Task description =
Here are some entries; quote each one exactly.

#### The records

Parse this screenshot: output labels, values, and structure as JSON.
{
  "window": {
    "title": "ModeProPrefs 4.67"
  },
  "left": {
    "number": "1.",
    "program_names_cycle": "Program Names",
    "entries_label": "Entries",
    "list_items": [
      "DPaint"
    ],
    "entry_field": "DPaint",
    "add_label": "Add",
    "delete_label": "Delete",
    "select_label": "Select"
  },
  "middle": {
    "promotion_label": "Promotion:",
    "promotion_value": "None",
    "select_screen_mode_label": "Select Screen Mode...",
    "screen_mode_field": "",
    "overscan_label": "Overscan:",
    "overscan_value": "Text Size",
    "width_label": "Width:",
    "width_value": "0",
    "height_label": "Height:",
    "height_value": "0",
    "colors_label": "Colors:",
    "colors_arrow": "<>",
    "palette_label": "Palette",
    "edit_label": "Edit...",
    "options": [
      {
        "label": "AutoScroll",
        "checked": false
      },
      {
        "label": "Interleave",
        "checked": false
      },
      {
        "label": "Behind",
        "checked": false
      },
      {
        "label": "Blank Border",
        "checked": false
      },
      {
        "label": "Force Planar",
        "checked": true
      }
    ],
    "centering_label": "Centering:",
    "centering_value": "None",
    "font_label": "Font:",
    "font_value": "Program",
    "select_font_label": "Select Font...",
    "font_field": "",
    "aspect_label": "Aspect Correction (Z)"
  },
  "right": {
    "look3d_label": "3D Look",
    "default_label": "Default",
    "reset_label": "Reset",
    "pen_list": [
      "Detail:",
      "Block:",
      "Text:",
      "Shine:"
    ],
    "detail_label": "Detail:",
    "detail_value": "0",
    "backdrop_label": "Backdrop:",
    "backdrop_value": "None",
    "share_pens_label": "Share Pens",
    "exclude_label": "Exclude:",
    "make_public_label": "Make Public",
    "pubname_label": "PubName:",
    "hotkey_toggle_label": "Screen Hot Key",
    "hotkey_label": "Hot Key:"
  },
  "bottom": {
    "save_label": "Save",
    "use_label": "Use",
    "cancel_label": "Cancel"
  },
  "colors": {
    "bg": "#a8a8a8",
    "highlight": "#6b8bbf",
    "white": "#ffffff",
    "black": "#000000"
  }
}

########

Correct result =
Parse this screenshot: output labels, values, and structure as JSON.
{
  "window": {
    "title": "ModeProPrefs 4.67"
  },
  "left": {
    "number": "1.",
    "program_names_cycle": "Program Names",
    "entries_label": "Entries",
    "list_items": [
      "DPaint"
    ],
    "entry_field": "DPaint",
    "add_label": "Add",
    "delete_label": "Delete",
    "select_label": "Select"
  },
  "middle": {
    "promotion_label": "Promotion:",
    "promotion_value": "None",
    "select_screen_mode_label": "Select Screen Mode...",
    "screen_mode_field": "",
    "overscan_label": "Overscan:",
    "overscan_value": "Text Size",
    "width_label": "Width:",
    "width_value": "0",
    "height_label": "Height:",
    "height_value": "0",
    "colors_label": "Colors:",
    "colors_arrow": "<>",
    "palette_label": "Palette",
    "edit_label": "Edit...",
    "options": [
      {
        "label": "AutoScroll",
        "checked": false
      },
      {
        "label": "Interleave",
        "checked": false
      },
      {
        "label": "Behind",
        "checked": false
      },
      {
        "label": "Blank Border",
        "checked": false
      },
      {
        "label": "Force Planar",
        "checked": true
      }
    ],
    "centering_label": "Centering:",
    "centering_value": "None",
    "font_label": "Font:",
    "font_value": "Program",
    "select_font_label": "Select Font...",
    "font_field": "",
    "aspect_label": "Aspect Correction (Z)"
  },
  "right": {
    "look3d_label": "3D Look",
    "default_label": "Default",
    "reset_label": "Reset",
    "pen_list": [
      "Detail:",
      "Block:",
      "Text:",
      "Shine:"
    ],
    "detail_label": "Detail:",
    "detail_value": "0",
    "backdrop_label": "Backdrop:",
    "backdrop_value": "None",
    "share_pens_label": "Share Pens",
    "exclude_label": "Exclude:",
    "make_public_label": "Make Public",
    "pubname_label": "PubName:",
    "hotkey_toggle_label": "Screen Hot Key",
    "hotkey_label": "Hot Key:"
  },
  "bottom": {
    "save_label": "Save",
    "use_label": "Use",
    "cancel_label": "Cancel"
  },
  "colors": {
    "bg": "#a8a8a8",
    "highlight": "#6b8bbf",
    "white": "#ffffff",
    "black": "#000000"
  }
}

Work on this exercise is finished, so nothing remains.